Items listed in a dataset:
• • • •
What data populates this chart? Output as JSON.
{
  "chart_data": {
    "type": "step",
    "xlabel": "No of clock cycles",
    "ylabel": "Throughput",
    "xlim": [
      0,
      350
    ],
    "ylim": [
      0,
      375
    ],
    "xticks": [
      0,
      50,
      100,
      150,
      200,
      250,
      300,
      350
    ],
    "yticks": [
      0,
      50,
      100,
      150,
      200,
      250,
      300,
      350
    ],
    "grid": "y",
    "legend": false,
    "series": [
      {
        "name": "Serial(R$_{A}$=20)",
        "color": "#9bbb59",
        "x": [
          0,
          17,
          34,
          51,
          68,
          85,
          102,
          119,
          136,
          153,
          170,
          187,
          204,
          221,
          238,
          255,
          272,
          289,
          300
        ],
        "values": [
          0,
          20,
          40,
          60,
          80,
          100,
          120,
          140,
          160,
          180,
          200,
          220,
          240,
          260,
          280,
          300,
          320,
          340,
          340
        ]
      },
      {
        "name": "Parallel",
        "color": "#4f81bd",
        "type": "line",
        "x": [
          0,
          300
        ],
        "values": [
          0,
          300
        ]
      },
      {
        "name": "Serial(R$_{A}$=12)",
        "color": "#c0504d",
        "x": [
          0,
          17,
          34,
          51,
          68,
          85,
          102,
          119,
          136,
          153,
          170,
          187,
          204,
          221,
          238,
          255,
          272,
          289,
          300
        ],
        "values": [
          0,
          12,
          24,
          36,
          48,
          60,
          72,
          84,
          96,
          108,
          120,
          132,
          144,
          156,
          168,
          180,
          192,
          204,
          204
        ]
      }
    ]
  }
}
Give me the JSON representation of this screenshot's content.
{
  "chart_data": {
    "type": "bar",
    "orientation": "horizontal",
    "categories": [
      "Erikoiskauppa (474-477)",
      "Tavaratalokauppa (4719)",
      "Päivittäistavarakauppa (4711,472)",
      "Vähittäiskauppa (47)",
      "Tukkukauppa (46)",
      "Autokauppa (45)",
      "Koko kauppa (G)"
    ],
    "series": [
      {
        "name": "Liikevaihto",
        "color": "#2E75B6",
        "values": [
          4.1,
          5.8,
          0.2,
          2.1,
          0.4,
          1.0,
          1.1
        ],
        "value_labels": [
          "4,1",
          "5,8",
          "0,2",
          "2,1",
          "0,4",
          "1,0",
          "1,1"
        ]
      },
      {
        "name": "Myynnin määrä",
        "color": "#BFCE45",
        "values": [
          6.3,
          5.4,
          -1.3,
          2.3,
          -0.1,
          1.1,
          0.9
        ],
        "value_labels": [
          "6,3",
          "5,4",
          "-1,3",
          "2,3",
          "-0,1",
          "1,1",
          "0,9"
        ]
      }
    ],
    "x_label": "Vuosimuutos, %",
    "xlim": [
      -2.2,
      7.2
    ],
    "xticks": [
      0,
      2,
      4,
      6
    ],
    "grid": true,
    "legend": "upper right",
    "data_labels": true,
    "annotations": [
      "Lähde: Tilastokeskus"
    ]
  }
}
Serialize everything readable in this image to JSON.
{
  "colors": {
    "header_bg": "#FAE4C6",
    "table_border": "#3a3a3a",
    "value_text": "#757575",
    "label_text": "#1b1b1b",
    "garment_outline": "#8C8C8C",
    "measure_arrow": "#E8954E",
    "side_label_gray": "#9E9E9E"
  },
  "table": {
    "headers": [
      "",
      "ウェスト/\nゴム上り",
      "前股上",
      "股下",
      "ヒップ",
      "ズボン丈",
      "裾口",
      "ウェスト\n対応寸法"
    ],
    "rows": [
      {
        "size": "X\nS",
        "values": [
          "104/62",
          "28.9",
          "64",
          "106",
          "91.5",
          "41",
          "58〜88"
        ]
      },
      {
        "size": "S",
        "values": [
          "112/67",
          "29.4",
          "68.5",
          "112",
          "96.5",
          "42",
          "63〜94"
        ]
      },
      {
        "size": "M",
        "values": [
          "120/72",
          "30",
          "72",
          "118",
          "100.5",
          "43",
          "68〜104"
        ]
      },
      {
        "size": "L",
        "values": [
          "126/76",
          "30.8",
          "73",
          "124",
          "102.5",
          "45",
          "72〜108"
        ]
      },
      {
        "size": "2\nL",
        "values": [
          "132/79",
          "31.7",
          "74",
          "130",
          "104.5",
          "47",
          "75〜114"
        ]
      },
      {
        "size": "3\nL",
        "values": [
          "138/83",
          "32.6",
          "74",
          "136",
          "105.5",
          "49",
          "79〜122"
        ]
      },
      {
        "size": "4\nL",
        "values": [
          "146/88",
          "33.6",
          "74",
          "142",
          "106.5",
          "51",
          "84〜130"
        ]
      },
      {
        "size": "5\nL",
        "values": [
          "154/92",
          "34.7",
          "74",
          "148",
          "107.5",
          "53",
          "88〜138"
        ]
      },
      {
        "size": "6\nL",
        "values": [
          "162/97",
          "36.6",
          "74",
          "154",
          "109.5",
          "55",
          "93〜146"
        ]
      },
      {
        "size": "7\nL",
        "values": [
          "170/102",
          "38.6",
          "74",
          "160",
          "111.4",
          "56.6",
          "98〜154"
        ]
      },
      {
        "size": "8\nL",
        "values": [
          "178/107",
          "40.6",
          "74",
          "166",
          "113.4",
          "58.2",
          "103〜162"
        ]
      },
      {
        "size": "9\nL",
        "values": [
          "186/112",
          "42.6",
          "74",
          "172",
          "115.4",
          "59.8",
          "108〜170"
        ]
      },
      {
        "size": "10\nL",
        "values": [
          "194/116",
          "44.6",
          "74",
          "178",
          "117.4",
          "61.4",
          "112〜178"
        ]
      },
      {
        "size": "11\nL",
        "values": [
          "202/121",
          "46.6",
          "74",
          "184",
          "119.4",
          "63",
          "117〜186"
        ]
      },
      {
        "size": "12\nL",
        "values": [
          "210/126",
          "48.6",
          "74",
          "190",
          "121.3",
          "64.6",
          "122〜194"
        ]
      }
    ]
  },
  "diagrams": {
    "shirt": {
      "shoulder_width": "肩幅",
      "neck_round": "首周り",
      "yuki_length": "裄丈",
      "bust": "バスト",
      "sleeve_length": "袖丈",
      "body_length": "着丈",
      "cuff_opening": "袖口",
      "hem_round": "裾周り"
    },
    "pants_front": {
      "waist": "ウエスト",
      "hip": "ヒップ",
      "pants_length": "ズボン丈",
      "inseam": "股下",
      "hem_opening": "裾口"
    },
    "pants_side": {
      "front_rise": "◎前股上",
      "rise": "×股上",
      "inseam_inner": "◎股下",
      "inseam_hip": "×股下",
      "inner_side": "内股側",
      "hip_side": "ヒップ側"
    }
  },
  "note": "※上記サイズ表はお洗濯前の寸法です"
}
• • • •
DIRECTIONS FOR THIS TASK: Word for word, restate all of the data shown above.

OUTPUT:
What data populates this chart? Output as JSON.
{
  "chart_data": {
    "type": "step",
    "xlabel": "No of clock cycles",
    "ylabel": "Throughput",
    "xlim": [
      0,
      350
    ],
    "ylim": [
      0,
      375
    ],
    "xticks": [
      0,
      50,
      100,
      150,
      200,
      250,
      300,
      350
    ],
    "yticks": [
      0,
      50,
      100,
      150,
      200,
      250,
      300,
      350
    ],
    "grid": "y",
    "legend": false,
    "series": [
      {
        "name": "Serial(R$_{A}$=20)",
        "color": "#9bbb59",
        "x": [
          0,
          17,
          34,
          51,
          68,
          85,
          102,
          119,
          136,
          153,
          170,
          187,
          204,
          221,
          238,
          255,
          272,
          289,
          300
        ],
        "values": [
          0,
          20,
          40,
          60,
          80,
          100,
          120,
          140,
          160,
          180,
          200,
          220,
          240,
          260,
          280,
          300,
          320,
          340,
          340
        ]
      },
      {
        "name": "Parallel",
        "color": "#4f81bd",
        "type": "line",
        "x": [
          0,
          300
        ],
        "values": [
          0,
          300
        ]
      },
      {
        "name": "Serial(R$_{A}$=12)",
        "color": "#c0504d",
        "x": [
          0,
          17,
          34,
          51,
          68,
          85,
          102,
          119,
          136,
          153,
          170,
          187,
          204,
          221,
          238,
          255,
          272,
          289,
          300
        ],
        "values": [
          0,
          12,
          24,
          36,
          48,
          60,
          72,
          84,
          96,
          108,
          120,
          132,
          144,
          156,
          168,
          180,
          192,
          204,
          204
        ]
      }
    ]
  }
}
Give me the JSON representation of this screenshot's content.
{
  "chart_data": {
    "type": "bar",
    "orientation": "horizontal",
    "categories": [
      "Erikoiskauppa (474-477)",
      "Tavaratalokauppa (4719)",
      "Päivittäistavarakauppa (4711,472)",
      "Vähittäiskauppa (47)",
      "Tukkukauppa (46)",
      "Autokauppa (45)",
      "Koko kauppa (G)"
    ],
    "series": [
      {
        "name": "Liikevaihto",
        "color": "#2E75B6",
        "values": [
          4.1,
          5.8,
          0.2,
          2.1,
          0.4,
          1.0,
          1.1
        ],
        "value_labels": [
          "4,1",
          "5,8",
          "0,2",
          "2,1",
          "0,4",
          "1,0",
          "1,1"
        ]
      },
      {
        "name": "Myynnin määrä",
        "color": "#BFCE45",
        "values": [
          6.3,
          5.4,
          -1.3,
          2.3,
          -0.1,
          1.1,
          0.9
        ],
        "value_labels": [
          "6,3",
          "5,4",
          "-1,3",
          "2,3",
          "-0,1",
          "1,1",
          "0,9"
        ]
      }
    ],
    "x_label": "Vuosimuutos, %",
    "xlim": [
      -2.2,
      7.2
    ],
    "xticks": [
      0,
      2,
      4,
      6
    ],
    "grid": true,
    "legend": "upper right",
    "data_labels": true,
    "annotations": [
      "Lähde: Tilastokeskus"
    ]
  }
}
Serialize everything readable in this image to JSON.
{
  "colors": {
    "header_bg": "#FAE4C6",
    "table_border": "#3a3a3a",
    "value_text": "#757575",
    "label_text": "#1b1b1b",
    "garment_outline": "#8C8C8C",
    "measure_arrow": "#E8954E",
    "side_label_gray": "#9E9E9E"
  },
  "table": {
    "headers": [
      "",
      "ウェスト/\nゴム上り",
      "前股上",
      "股下",
      "ヒップ",
      "ズボン丈",
      "裾口",
      "ウェスト\n対応寸法"
    ],
    "rows": [
      {
        "size": "X\nS",
        "values": [
          "104/62",
          "28.9",
          "64",
          "106",
          "91.5",
          "41",
          "58〜88"
        ]
      },
      {
        "size": "S",
        "values": [
          "112/67",
          "29.4",
          "68.5",
          "112",
          "96.5",
          "42",
          "63〜94"
        ]
      },
      {
        "size": "M",
        "values": [
          "120/72",
          "30",
          "72",
          "118",
          "100.5",
          "43",
          "68〜104"
        ]
      },
      {
        "size": "L",
        "values": [
          "126/76",
          "30.8",
          "73",
          "124",
          "102.5",
          "45",
          "72〜108"
        ]
      },
      {
        "size": "2\nL",
        "values": [
          "132/79",
          "31.7",
          "74",
          "130",
          "104.5",
          "47",
          "75〜114"
        ]
      },
      {
        "size": "3\nL",
        "values": [
          "138/83",
          "32.6",
          "74",
          "136",
          "105.5",
          "49",
          "79〜122"
        ]
      },
      {
        "size": "4\nL",
        "values": [
          "146/88",
          "33.6",
          "74",
          "142",
          "106.5",
          "51",
          "84〜130"
        ]
      },
      {
        "size": "5\nL",
        "values": [
          "154/92",
          "34.7",
          "74",
          "148",
          "107.5",
          "53",
          "88〜138"
        ]
      },
      {
        "size": "6\nL",
        "values": [
          "162/97",
          "36.6",
          "74",
          "154",
          "109.5",
          "55",
          "93〜146"
        ]
      },
      {
        "size": "7\nL",
        "values": [
          "170/102",
          "38.6",
          "74",
          "160",
          "111.4",
          "56.6",
          "98〜154"
        ]
      },
      {
        "size": "8\nL",
        "values": [
          "178/107",
          "40.6",
          "74",
          "166",
          "113.4",
          "58.2",
          "103〜162"
        ]
      },
      {
        "size": "9\nL",
        "values": [
          "186/112",
          "42.6",
          "74",
          "172",
          "115.4",
          "59.8",
          "108〜170"
        ]
      },
      {
        "size": "10\nL",
        "values": [
          "194/116",
          "44.6",
          "74",
          "178",
          "117.4",
          "61.4",
          "112〜178"
        ]
      },
      {
        "size": "11\nL",
        "values": [
          "202/121",
          "46.6",
          "74",
          "184",
          "119.4",
          "63",
          "117〜186"
        ]
      },
      {
        "size": "12\nL",
        "values": [
          "210/126",
          "48.6",
          "74",
          "190",
          "121.3",
          "64.6",
          "122〜194"
        ]
      }
    ]
  },
  "diagrams": {
    "shirt": {
      "shoulder_width": "肩幅",
      "neck_round": "首周り",
      "yuki_length": "裄丈",
      "bust": "バスト",
      "sleeve_length": "袖丈",
      "body_length": "着丈",
      "cuff_opening": "袖口",
      "hem_round": "裾周り"
    },
    "pants_front": {
      "waist": "ウエスト",
      "hip": "ヒップ",
      "pants_length": "ズボン丈",
      "inseam": "股下",
      "hem_opening": "裾口"
    },
    "pants_side": {
      "front_rise": "◎前股上",
      "rise": "×股上",
      "inseam_inner": "◎股下",
      "inseam_hip": "×股下",
      "inner_side": "内股側",
      "hip_side": "ヒップ側"
    }
  },
  "note": "※上記サイズ表はお洗濯前の寸法です"
}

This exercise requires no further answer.